Find the lines with "Output" in them and copy them out.

Data to use ▸
___
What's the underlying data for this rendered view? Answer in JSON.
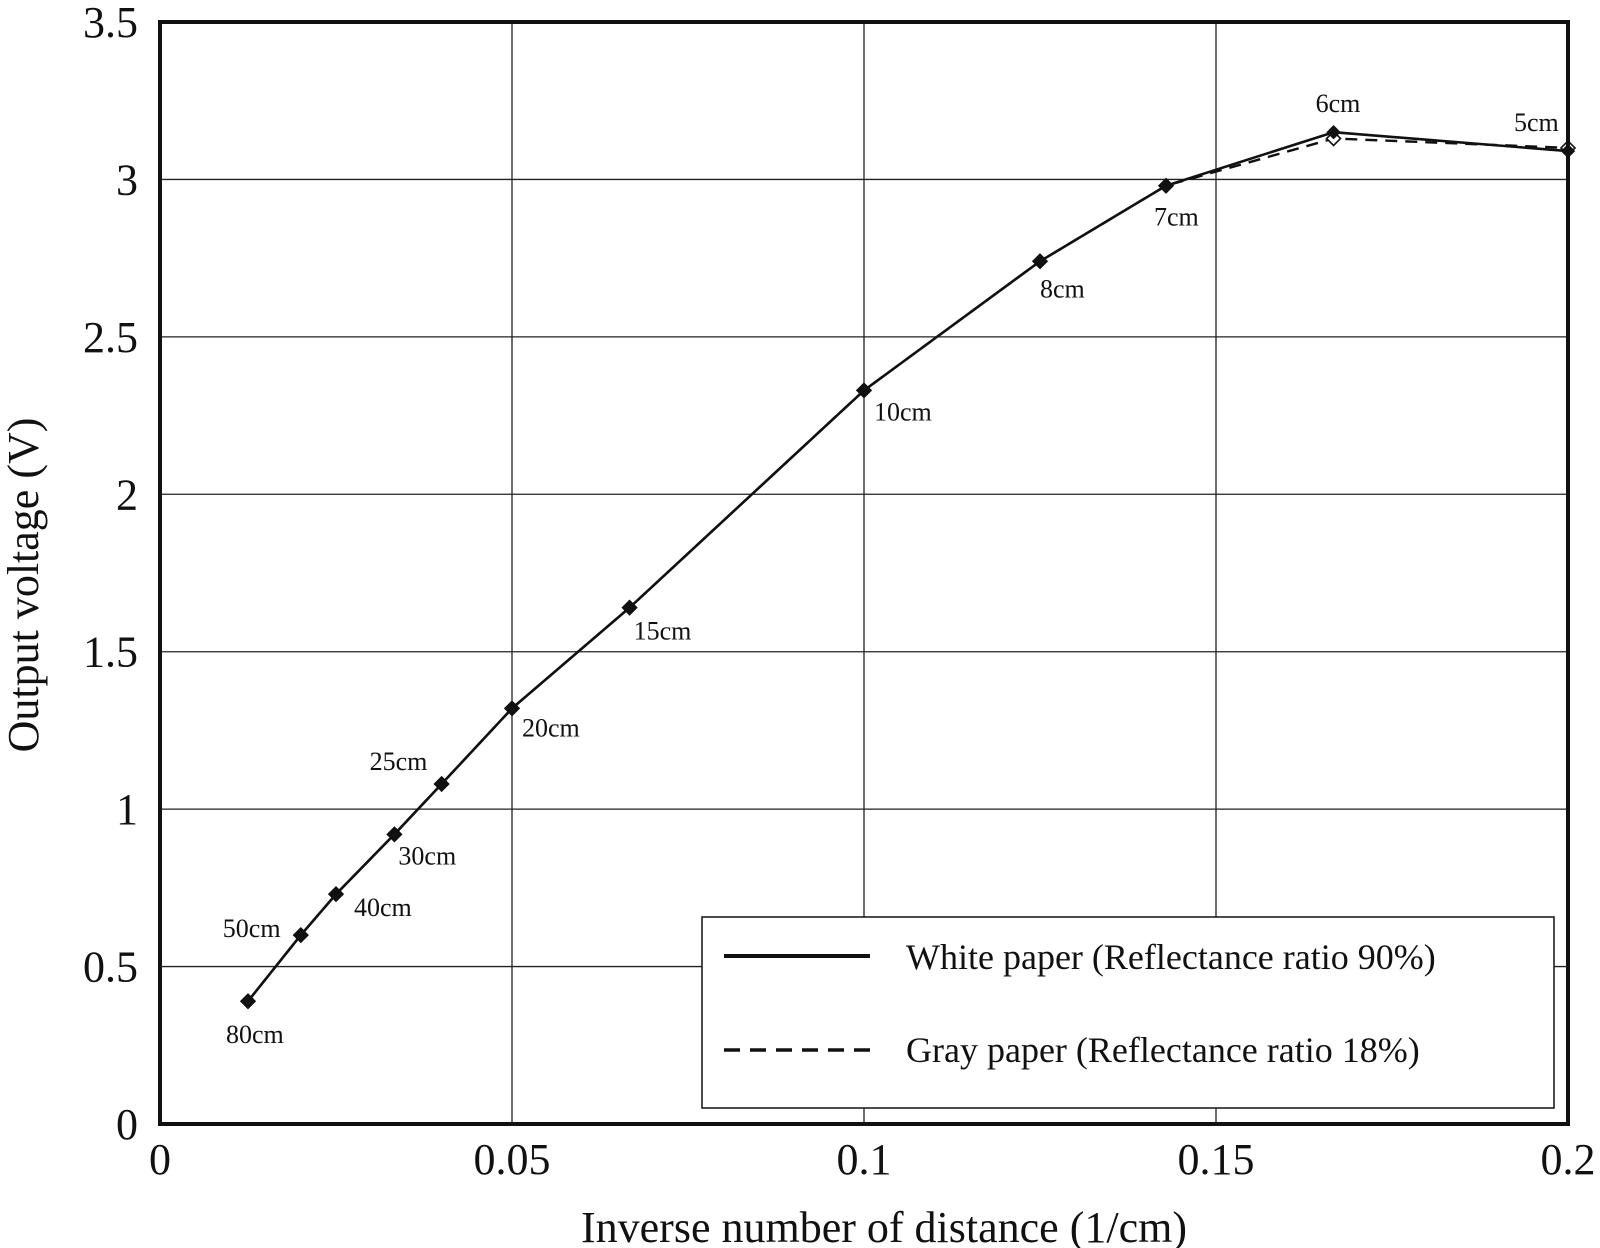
{
  "chart_data": {
    "type": "line",
    "xlabel": "Inverse number of distance (1/cm)",
    "ylabel": "Output voltage (V)",
    "xlim": [
      0,
      0.2
    ],
    "ylim": [
      0,
      3.5
    ],
    "x_ticks": [
      0,
      0.05,
      0.1,
      0.15,
      0.2
    ],
    "x_tick_labels": [
      "0",
      "0.05",
      "0.1",
      "0.15",
      "0.2"
    ],
    "y_ticks": [
      0,
      0.5,
      1,
      1.5,
      2,
      2.5,
      3,
      3.5
    ],
    "y_tick_labels": [
      "0",
      "0.5",
      "1",
      "1.5",
      "2",
      "2.5",
      "3",
      "3.5"
    ],
    "grid": true,
    "legend_position": "bottom-right",
    "series": [
      {
        "name": "White paper (Reflectance ratio 90%)",
        "line_style": "solid",
        "marker": "filled-diamond",
        "color": "#111111",
        "x": [
          0.0125,
          0.02,
          0.025,
          0.0333,
          0.04,
          0.05,
          0.0667,
          0.1,
          0.125,
          0.1429,
          0.1667,
          0.2
        ],
        "y": [
          0.39,
          0.6,
          0.73,
          0.92,
          1.08,
          1.32,
          1.64,
          2.33,
          2.74,
          2.98,
          3.15,
          3.09
        ]
      },
      {
        "name": "Gray paper (Reflectance ratio 18%)",
        "line_style": "dashed",
        "marker": "open-diamond",
        "color": "#111111",
        "x": [
          0.0125,
          0.02,
          0.025,
          0.0333,
          0.04,
          0.05,
          0.0667,
          0.1,
          0.125,
          0.1429,
          0.1667,
          0.2
        ],
        "y": [
          0.39,
          0.6,
          0.73,
          0.92,
          1.08,
          1.32,
          1.64,
          2.33,
          2.74,
          2.98,
          3.13,
          3.1
        ]
      }
    ],
    "point_labels": [
      {
        "text": "80cm",
        "x": 0.0125,
        "y": 0.39
      },
      {
        "text": "50cm",
        "x": 0.02,
        "y": 0.6
      },
      {
        "text": "40cm",
        "x": 0.025,
        "y": 0.73
      },
      {
        "text": "30cm",
        "x": 0.0333,
        "y": 0.92
      },
      {
        "text": "25cm",
        "x": 0.04,
        "y": 1.08
      },
      {
        "text": "20cm",
        "x": 0.05,
        "y": 1.32
      },
      {
        "text": "15cm",
        "x": 0.0667,
        "y": 1.64
      },
      {
        "text": "10cm",
        "x": 0.1,
        "y": 2.33
      },
      {
        "text": "8cm",
        "x": 0.125,
        "y": 2.74
      },
      {
        "text": "7cm",
        "x": 0.1429,
        "y": 2.98
      },
      {
        "text": "6cm",
        "x": 0.1667,
        "y": 3.15
      },
      {
        "text": "5cm",
        "x": 0.2,
        "y": 3.09
      }
    ]
  }
}
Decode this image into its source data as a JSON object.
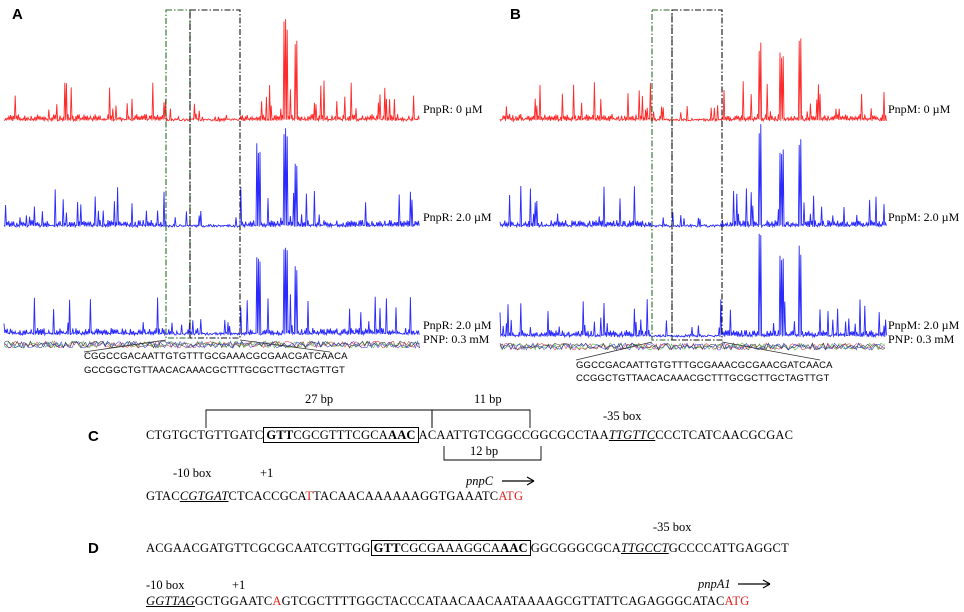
{
  "panels": {
    "A": {
      "letter": "A",
      "traces": [
        {
          "label": "PnpR: 0 µM",
          "color": "#ff2a2a"
        },
        {
          "label": "PnpR: 2.0 µM",
          "color": "#2a2aff"
        },
        {
          "label": "PnpR: 2.0 µM",
          "label2": "PNP: 0.3 mM",
          "color": "#2a2aff"
        }
      ],
      "seq_top_green": "CGGCCGACAATT",
      "seq_top_black": "GTGTTTGCGAAACGCGAACGATCAACA",
      "seq_bot_green": "GCCGGCTGTTAA",
      "seq_bot_black": "CACAAACGCTTTGCGCTTGCTAGTTGT"
    },
    "B": {
      "letter": "B",
      "traces": [
        {
          "label": "PnpM: 0 µM",
          "color": "#ff2a2a"
        },
        {
          "label": "PnpM: 2.0 µM",
          "color": "#2a2aff"
        },
        {
          "label": "PnpM: 2.0 µM",
          "label2": "PNP: 0.3 mM",
          "color": "#2a2aff"
        }
      ],
      "seq_top_green": "GGCCGACAATT",
      "seq_top_black": "GTGTTTGCGAAACGCGAACGATCAACA",
      "seq_bot_green": "CCGGCTGTTAA",
      "seq_bot_black": "CACAAACGCTTTGCGCTTGCTAGTTGT"
    },
    "C": {
      "letter": "C",
      "bracket_27": "27 bp",
      "bracket_11": "11 bp",
      "bracket_12": "12 bp",
      "box35": "-35 box",
      "line1_a": "CTGTGCTGTTGATC",
      "line1_box_b1": "GTT",
      "line1_box_mid": "CGCGTTTCGCA",
      "line1_box_b2": "AAC",
      "line1_c": "ACAATTGTCGGCCGGCGCCTAA",
      "line1_u": "TTGTTC",
      "line1_d": "CCCTCATCAACGCGAC",
      "box10": "-10 box",
      "plus1": "+1",
      "gene": "pnpC",
      "line2_a": "GTAC",
      "line2_u": "CGTGAT",
      "line2_b": "CTCACCGCA",
      "line2_tss": "T",
      "line2_c": "TACAACAAAAAAGGTGAAATC",
      "line2_atg": "ATG"
    },
    "D": {
      "letter": "D",
      "box35": "-35 box",
      "line1_a": "ACGAACGATGTTCGCGCAATCGTTGG",
      "line1_box_b1": "GTT",
      "line1_box_mid": "CGCGAAAGGCA",
      "line1_box_b2": "AAC",
      "line1_c": "GGCGGGCGCA",
      "line1_u": "TTGCCT",
      "line1_d": "GCCCCATTGAGGCT",
      "box10": "-10 box",
      "plus1": "+1",
      "gene": "pnpA1",
      "line2_u": "GGTTAG",
      "line2_b": "GCTGGAATC",
      "line2_tss": "A",
      "line2_c": "GTCGCTTTTGGCTACCCATAACAACAATAAAAGCGTTATTCAGAGGGCATAC",
      "line2_atg": "ATG"
    }
  }
}
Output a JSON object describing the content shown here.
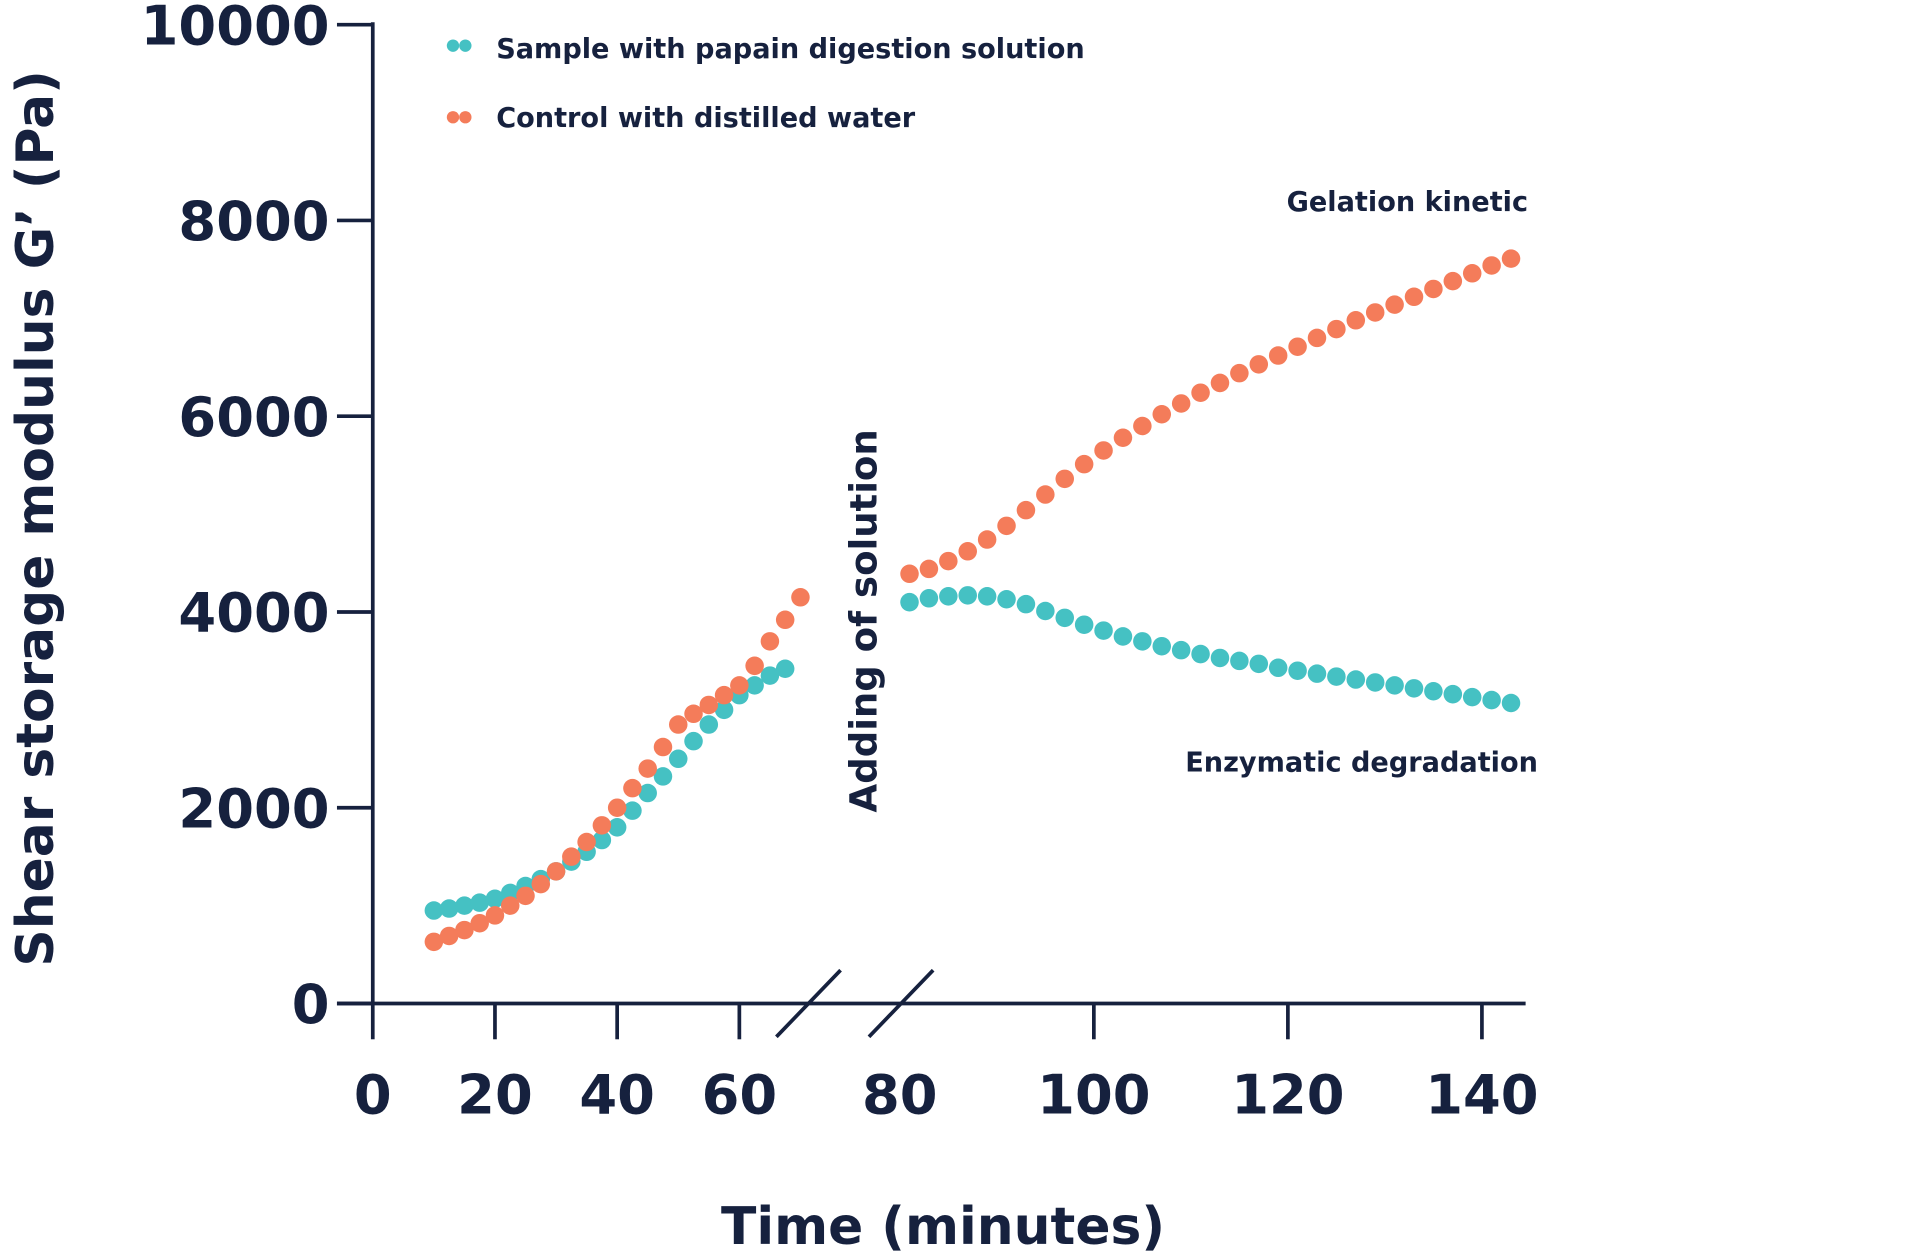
{
  "chart_data": {
    "type": "scatter",
    "title": "",
    "xlabel": "Time (minutes)",
    "ylabel": "Shear storage modulus G’ (Pa)",
    "xlim": [
      0,
      145
    ],
    "ylim": [
      0,
      10000
    ],
    "axis_break": [
      70,
      80
    ],
    "grid": false,
    "legend_position": "top-left",
    "x_ticks": [
      0,
      20,
      40,
      60,
      80,
      100,
      120,
      140
    ],
    "y_ticks": [
      0,
      2000,
      4000,
      6000,
      8000,
      10000
    ],
    "annotations": {
      "break_label": "Adding of solution",
      "gelation": "Gelation kinetic",
      "degradation": "Enzymatic degradation"
    },
    "colors": {
      "axis": "#16213e",
      "sample": "#45c1c3",
      "control": "#f47c5a"
    },
    "series": [
      {
        "name": "Sample with papain digestion solution",
        "color": "#45c1c3",
        "x": [
          10,
          12.5,
          15,
          17.5,
          20,
          22.5,
          25,
          27.5,
          30,
          32.5,
          35,
          37.5,
          40,
          42.5,
          45,
          47.5,
          50,
          52.5,
          55,
          57.5,
          60,
          62.5,
          65,
          67.5,
          81,
          83,
          85,
          87,
          89,
          91,
          93,
          95,
          97,
          99,
          101,
          103,
          105,
          107,
          109,
          111,
          113,
          115,
          117,
          119,
          121,
          123,
          125,
          127,
          129,
          131,
          133,
          135,
          137,
          139,
          141,
          143
        ],
        "y": [
          950,
          970,
          1000,
          1030,
          1070,
          1130,
          1200,
          1270,
          1350,
          1450,
          1550,
          1670,
          1800,
          1970,
          2150,
          2320,
          2500,
          2680,
          2850,
          3000,
          3150,
          3250,
          3350,
          3420,
          4100,
          4140,
          4160,
          4170,
          4160,
          4130,
          4080,
          4010,
          3940,
          3870,
          3810,
          3750,
          3700,
          3650,
          3610,
          3570,
          3530,
          3500,
          3470,
          3430,
          3400,
          3370,
          3340,
          3310,
          3280,
          3250,
          3220,
          3190,
          3160,
          3130,
          3100,
          3070
        ]
      },
      {
        "name": "Control with distilled water",
        "color": "#f47c5a",
        "x": [
          10,
          12.5,
          15,
          17.5,
          20,
          22.5,
          25,
          27.5,
          30,
          32.5,
          35,
          37.5,
          40,
          42.5,
          45,
          47.5,
          50,
          52.5,
          55,
          57.5,
          60,
          62.5,
          65,
          67.5,
          70,
          81,
          83,
          85,
          87,
          89,
          91,
          93,
          95,
          97,
          99,
          101,
          103,
          105,
          107,
          109,
          111,
          113,
          115,
          117,
          119,
          121,
          123,
          125,
          127,
          129,
          131,
          133,
          135,
          137,
          139,
          141,
          143
        ],
        "y": [
          630,
          690,
          750,
          820,
          900,
          1000,
          1100,
          1220,
          1350,
          1500,
          1650,
          1820,
          2000,
          2200,
          2400,
          2620,
          2850,
          2960,
          3050,
          3150,
          3250,
          3450,
          3700,
          3920,
          4150,
          4390,
          4440,
          4520,
          4620,
          4740,
          4880,
          5040,
          5200,
          5360,
          5510,
          5650,
          5780,
          5900,
          6020,
          6130,
          6240,
          6340,
          6440,
          6530,
          6620,
          6710,
          6800,
          6890,
          6980,
          7060,
          7140,
          7220,
          7300,
          7380,
          7460,
          7540,
          7610
        ]
      }
    ]
  }
}
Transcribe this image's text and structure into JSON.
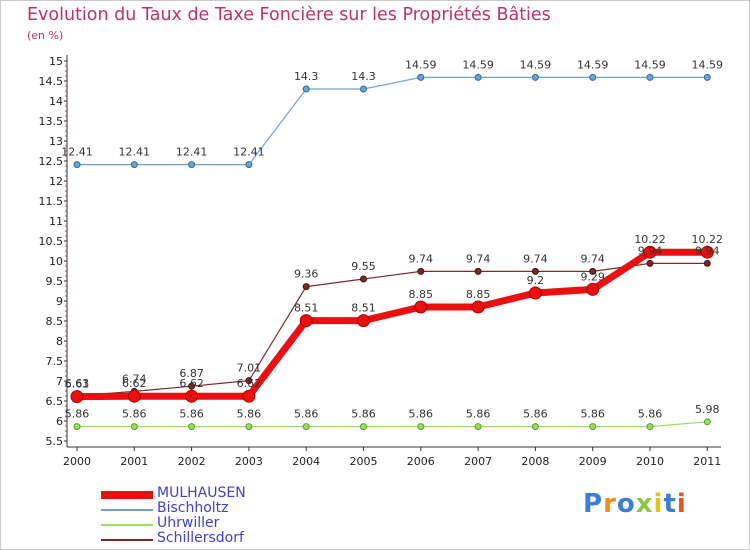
___
Answer to the task ▸
    "ylabel": "Output voltage (V)",
Output a JSON object describing the content shown here.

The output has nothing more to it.